Stored data
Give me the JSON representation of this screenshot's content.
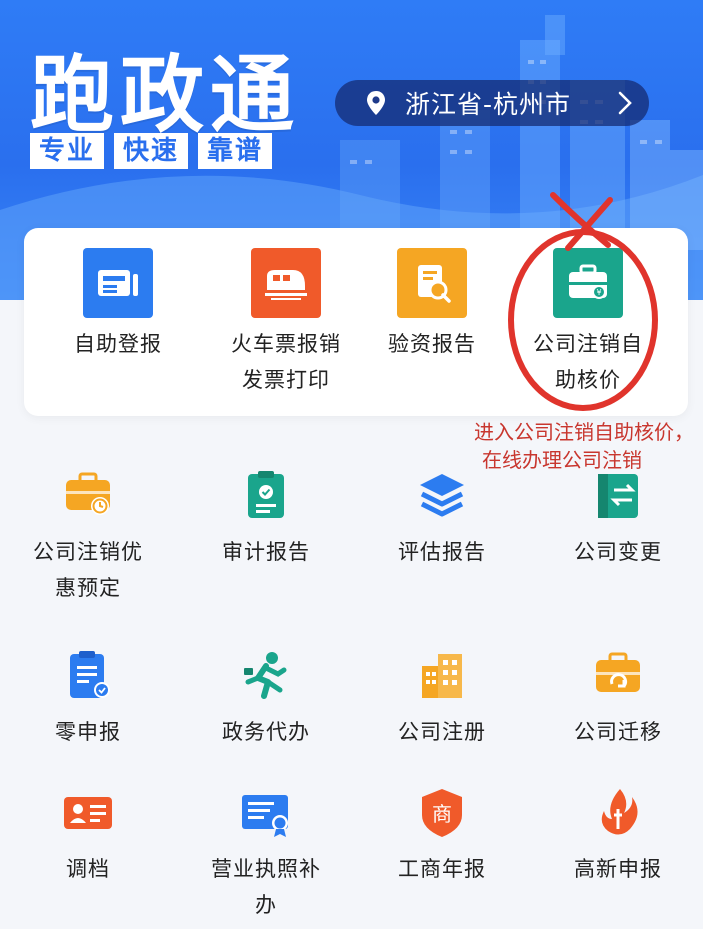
{
  "banner": {
    "title": "跑政通",
    "tags": [
      "专业",
      "快速",
      "靠谱"
    ],
    "location": "浙江省-杭州市"
  },
  "featured": [
    {
      "label": "自助登报",
      "icon": "newspaper-icon",
      "color": "#2c7cf0"
    },
    {
      "label": "火车票报销\n发票打印",
      "icon": "train-icon",
      "color": "#f05a2a"
    },
    {
      "label": "验资报告",
      "icon": "report-search-icon",
      "color": "#f5a623"
    },
    {
      "label": "公司注销自\n助核价",
      "icon": "briefcase-icon",
      "color": "#1aa58c"
    }
  ],
  "services": [
    {
      "label": "公司注销优\n惠预定",
      "icon": "briefcase-clock-icon"
    },
    {
      "label": "审计报告",
      "icon": "clipboard-check-icon"
    },
    {
      "label": "评估报告",
      "icon": "layers-icon"
    },
    {
      "label": "公司变更",
      "icon": "transfer-icon"
    },
    {
      "label": "零申报",
      "icon": "clipboard-badge-icon"
    },
    {
      "label": "政务代办",
      "icon": "runner-icon"
    },
    {
      "label": "公司注册",
      "icon": "building-icon"
    },
    {
      "label": "公司迁移",
      "icon": "briefcase-refresh-icon"
    },
    {
      "label": "调档",
      "icon": "id-card-icon"
    },
    {
      "label": "营业执照补\n办",
      "icon": "license-icon"
    },
    {
      "label": "工商年报",
      "icon": "shang-badge-icon"
    },
    {
      "label": "高新申报",
      "icon": "flame-logo-icon"
    }
  ],
  "annotation": {
    "line1": "进入公司注销自助核价，",
    "line2": "在线办理公司注销",
    "color": "#d93a30"
  }
}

= Task objective =
Extract the entries in full, exactly as they are, minus the pictures.

= Complete response =
Give me the JSON representation of this screenshot's content.
{
  "banner": {
    "title": "跑政通",
    "tags": [
      "专业",
      "快速",
      "靠谱"
    ],
    "location": "浙江省-杭州市"
  },
  "featured": [
    {
      "label": "自助登报",
      "icon": "newspaper-icon",
      "color": "#2c7cf0"
    },
    {
      "label": "火车票报销\n发票打印",
      "icon": "train-icon",
      "color": "#f05a2a"
    },
    {
      "label": "验资报告",
      "icon": "report-search-icon",
      "color": "#f5a623"
    },
    {
      "label": "公司注销自\n助核价",
      "icon": "briefcase-icon",
      "color": "#1aa58c"
    }
  ],
  "services": [
    {
      "label": "公司注销优\n惠预定",
      "icon": "briefcase-clock-icon"
    },
    {
      "label": "审计报告",
      "icon": "clipboard-check-icon"
    },
    {
      "label": "评估报告",
      "icon": "layers-icon"
    },
    {
      "label": "公司变更",
      "icon": "transfer-icon"
    },
    {
      "label": "零申报",
      "icon": "clipboard-badge-icon"
    },
    {
      "label": "政务代办",
      "icon": "runner-icon"
    },
    {
      "label": "公司注册",
      "icon": "building-icon"
    },
    {
      "label": "公司迁移",
      "icon": "briefcase-refresh-icon"
    },
    {
      "label": "调档",
      "icon": "id-card-icon"
    },
    {
      "label": "营业执照补\n办",
      "icon": "license-icon"
    },
    {
      "label": "工商年报",
      "icon": "shang-badge-icon"
    },
    {
      "label": "高新申报",
      "icon": "flame-logo-icon"
    }
  ],
  "annotation": {
    "line1": "进入公司注销自助核价，",
    "line2": "在线办理公司注销",
    "color": "#d93a30"
  }
}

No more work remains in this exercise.